— GIVEN TASK —
Extract the records below word for word and ignore the images.

╭─ RECORDS FOR THE EXERCISE

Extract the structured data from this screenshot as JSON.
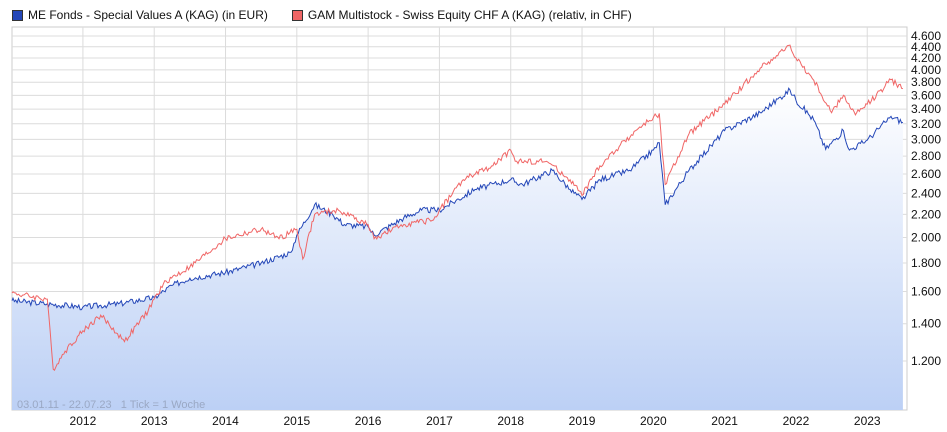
{
  "chart_data": {
    "type": "line",
    "y_scale": "log",
    "ylim": [
      980,
      4775
    ],
    "xlim": [
      "2011-01-03",
      "2023-07-22"
    ],
    "grid": true,
    "legend_placement": "top-left",
    "y_ticks": [
      1200,
      1400,
      1600,
      1800,
      2000,
      2200,
      2400,
      2600,
      2800,
      3000,
      3200,
      3400,
      3600,
      3800,
      4000,
      4200,
      4400,
      4600
    ],
    "y_tick_labels": [
      "1.200",
      "1.400",
      "1.600",
      "1.800",
      "2.000",
      "2.200",
      "2.400",
      "2.600",
      "2.800",
      "3.000",
      "3.200",
      "3.400",
      "3.600",
      "3.800",
      "4.000",
      "4.200",
      "4.400",
      "4.600"
    ],
    "x_ticks": [
      "2012",
      "2013",
      "2014",
      "2015",
      "2016",
      "2017",
      "2018",
      "2019",
      "2020",
      "2021",
      "2022",
      "2023"
    ],
    "annotation": "03.01.11 - 22.07.23   1 Tick = 1 Woche",
    "series": [
      {
        "name": "ME Fonds - Special Values A (KAG) (in EUR)",
        "color": "#2447b8",
        "filled": true,
        "points": [
          [
            "2011-01",
            1540
          ],
          [
            "2011-07",
            1520
          ],
          [
            "2012-01",
            1500
          ],
          [
            "2012-07",
            1520
          ],
          [
            "2013-01",
            1560
          ],
          [
            "2013-04",
            1640
          ],
          [
            "2013-07",
            1690
          ],
          [
            "2014-01",
            1730
          ],
          [
            "2014-07",
            1800
          ],
          [
            "2014-12",
            1880
          ],
          [
            "2015-01",
            2020
          ],
          [
            "2015-04",
            2290
          ],
          [
            "2015-07",
            2200
          ],
          [
            "2015-09",
            2110
          ],
          [
            "2016-01",
            2090
          ],
          [
            "2016-02",
            2020
          ],
          [
            "2016-07",
            2170
          ],
          [
            "2016-10",
            2240
          ],
          [
            "2017-01",
            2240
          ],
          [
            "2017-07",
            2440
          ],
          [
            "2018-01",
            2540
          ],
          [
            "2018-03",
            2490
          ],
          [
            "2018-08",
            2640
          ],
          [
            "2018-11",
            2440
          ],
          [
            "2019-01",
            2340
          ],
          [
            "2019-04",
            2540
          ],
          [
            "2019-09",
            2640
          ],
          [
            "2020-01",
            2870
          ],
          [
            "2020-02",
            2960
          ],
          [
            "2020-03",
            2290
          ],
          [
            "2020-07",
            2640
          ],
          [
            "2021-01",
            3110
          ],
          [
            "2021-07",
            3350
          ],
          [
            "2021-12",
            3680
          ],
          [
            "2022-01",
            3530
          ],
          [
            "2022-04",
            3250
          ],
          [
            "2022-06",
            2880
          ],
          [
            "2022-09",
            3110
          ],
          [
            "2022-10",
            2870
          ],
          [
            "2023-01",
            2990
          ],
          [
            "2023-04",
            3220
          ],
          [
            "2023-05",
            3300
          ],
          [
            "2023-07",
            3220
          ]
        ]
      },
      {
        "name": "GAM Multistock - Swiss Equity CHF A (KAG) (relativ, in CHF)",
        "color": "#f06666",
        "filled": false,
        "points": [
          [
            "2011-01",
            1590
          ],
          [
            "2011-07",
            1550
          ],
          [
            "2011-08",
            1160
          ],
          [
            "2011-10",
            1250
          ],
          [
            "2012-01",
            1360
          ],
          [
            "2012-04",
            1450
          ],
          [
            "2012-08",
            1300
          ],
          [
            "2012-12",
            1480
          ],
          [
            "2013-01",
            1550
          ],
          [
            "2013-03",
            1670
          ],
          [
            "2013-07",
            1770
          ],
          [
            "2013-12",
            1950
          ],
          [
            "2014-01",
            1990
          ],
          [
            "2014-07",
            2070
          ],
          [
            "2014-10",
            1990
          ],
          [
            "2015-01",
            2070
          ],
          [
            "2015-02",
            1830
          ],
          [
            "2015-04",
            2200
          ],
          [
            "2015-08",
            2240
          ],
          [
            "2016-01",
            2110
          ],
          [
            "2016-02",
            1990
          ],
          [
            "2016-07",
            2110
          ],
          [
            "2016-12",
            2150
          ],
          [
            "2017-01",
            2240
          ],
          [
            "2017-05",
            2540
          ],
          [
            "2017-10",
            2690
          ],
          [
            "2018-01",
            2870
          ],
          [
            "2018-02",
            2740
          ],
          [
            "2018-07",
            2740
          ],
          [
            "2018-11",
            2540
          ],
          [
            "2019-01",
            2380
          ],
          [
            "2019-04",
            2690
          ],
          [
            "2019-10",
            3110
          ],
          [
            "2020-02",
            3340
          ],
          [
            "2020-03",
            2490
          ],
          [
            "2020-07",
            3070
          ],
          [
            "2021-01",
            3470
          ],
          [
            "2021-07",
            4030
          ],
          [
            "2021-12",
            4430
          ],
          [
            "2022-01",
            4200
          ],
          [
            "2022-04",
            3830
          ],
          [
            "2022-07",
            3350
          ],
          [
            "2022-09",
            3600
          ],
          [
            "2022-11",
            3320
          ],
          [
            "2023-01",
            3470
          ],
          [
            "2023-04",
            3740
          ],
          [
            "2023-05",
            3840
          ],
          [
            "2023-07",
            3700
          ]
        ]
      }
    ]
  }
}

╰─

— TASK RESULT —
Extract the structured data from this screenshot as JSON.
{
  "chart_data": {
    "type": "line",
    "y_scale": "log",
    "ylim": [
      980,
      4775
    ],
    "xlim": [
      "2011-01-03",
      "2023-07-22"
    ],
    "grid": true,
    "legend_placement": "top-left",
    "y_ticks": [
      1200,
      1400,
      1600,
      1800,
      2000,
      2200,
      2400,
      2600,
      2800,
      3000,
      3200,
      3400,
      3600,
      3800,
      4000,
      4200,
      4400,
      4600
    ],
    "y_tick_labels": [
      "1.200",
      "1.400",
      "1.600",
      "1.800",
      "2.000",
      "2.200",
      "2.400",
      "2.600",
      "2.800",
      "3.000",
      "3.200",
      "3.400",
      "3.600",
      "3.800",
      "4.000",
      "4.200",
      "4.400",
      "4.600"
    ],
    "x_ticks": [
      "2012",
      "2013",
      "2014",
      "2015",
      "2016",
      "2017",
      "2018",
      "2019",
      "2020",
      "2021",
      "2022",
      "2023"
    ],
    "annotation": "03.01.11 - 22.07.23   1 Tick = 1 Woche",
    "series": [
      {
        "name": "ME Fonds - Special Values A (KAG) (in EUR)",
        "color": "#2447b8",
        "filled": true,
        "points": [
          [
            "2011-01",
            1540
          ],
          [
            "2011-07",
            1520
          ],
          [
            "2012-01",
            1500
          ],
          [
            "2012-07",
            1520
          ],
          [
            "2013-01",
            1560
          ],
          [
            "2013-04",
            1640
          ],
          [
            "2013-07",
            1690
          ],
          [
            "2014-01",
            1730
          ],
          [
            "2014-07",
            1800
          ],
          [
            "2014-12",
            1880
          ],
          [
            "2015-01",
            2020
          ],
          [
            "2015-04",
            2290
          ],
          [
            "2015-07",
            2200
          ],
          [
            "2015-09",
            2110
          ],
          [
            "2016-01",
            2090
          ],
          [
            "2016-02",
            2020
          ],
          [
            "2016-07",
            2170
          ],
          [
            "2016-10",
            2240
          ],
          [
            "2017-01",
            2240
          ],
          [
            "2017-07",
            2440
          ],
          [
            "2018-01",
            2540
          ],
          [
            "2018-03",
            2490
          ],
          [
            "2018-08",
            2640
          ],
          [
            "2018-11",
            2440
          ],
          [
            "2019-01",
            2340
          ],
          [
            "2019-04",
            2540
          ],
          [
            "2019-09",
            2640
          ],
          [
            "2020-01",
            2870
          ],
          [
            "2020-02",
            2960
          ],
          [
            "2020-03",
            2290
          ],
          [
            "2020-07",
            2640
          ],
          [
            "2021-01",
            3110
          ],
          [
            "2021-07",
            3350
          ],
          [
            "2021-12",
            3680
          ],
          [
            "2022-01",
            3530
          ],
          [
            "2022-04",
            3250
          ],
          [
            "2022-06",
            2880
          ],
          [
            "2022-09",
            3110
          ],
          [
            "2022-10",
            2870
          ],
          [
            "2023-01",
            2990
          ],
          [
            "2023-04",
            3220
          ],
          [
            "2023-05",
            3300
          ],
          [
            "2023-07",
            3220
          ]
        ]
      },
      {
        "name": "GAM Multistock - Swiss Equity CHF A (KAG) (relativ, in CHF)",
        "color": "#f06666",
        "filled": false,
        "points": [
          [
            "2011-01",
            1590
          ],
          [
            "2011-07",
            1550
          ],
          [
            "2011-08",
            1160
          ],
          [
            "2011-10",
            1250
          ],
          [
            "2012-01",
            1360
          ],
          [
            "2012-04",
            1450
          ],
          [
            "2012-08",
            1300
          ],
          [
            "2012-12",
            1480
          ],
          [
            "2013-01",
            1550
          ],
          [
            "2013-03",
            1670
          ],
          [
            "2013-07",
            1770
          ],
          [
            "2013-12",
            1950
          ],
          [
            "2014-01",
            1990
          ],
          [
            "2014-07",
            2070
          ],
          [
            "2014-10",
            1990
          ],
          [
            "2015-01",
            2070
          ],
          [
            "2015-02",
            1830
          ],
          [
            "2015-04",
            2200
          ],
          [
            "2015-08",
            2240
          ],
          [
            "2016-01",
            2110
          ],
          [
            "2016-02",
            1990
          ],
          [
            "2016-07",
            2110
          ],
          [
            "2016-12",
            2150
          ],
          [
            "2017-01",
            2240
          ],
          [
            "2017-05",
            2540
          ],
          [
            "2017-10",
            2690
          ],
          [
            "2018-01",
            2870
          ],
          [
            "2018-02",
            2740
          ],
          [
            "2018-07",
            2740
          ],
          [
            "2018-11",
            2540
          ],
          [
            "2019-01",
            2380
          ],
          [
            "2019-04",
            2690
          ],
          [
            "2019-10",
            3110
          ],
          [
            "2020-02",
            3340
          ],
          [
            "2020-03",
            2490
          ],
          [
            "2020-07",
            3070
          ],
          [
            "2021-01",
            3470
          ],
          [
            "2021-07",
            4030
          ],
          [
            "2021-12",
            4430
          ],
          [
            "2022-01",
            4200
          ],
          [
            "2022-04",
            3830
          ],
          [
            "2022-07",
            3350
          ],
          [
            "2022-09",
            3600
          ],
          [
            "2022-11",
            3320
          ],
          [
            "2023-01",
            3470
          ],
          [
            "2023-04",
            3740
          ],
          [
            "2023-05",
            3840
          ],
          [
            "2023-07",
            3700
          ]
        ]
      }
    ]
  }
}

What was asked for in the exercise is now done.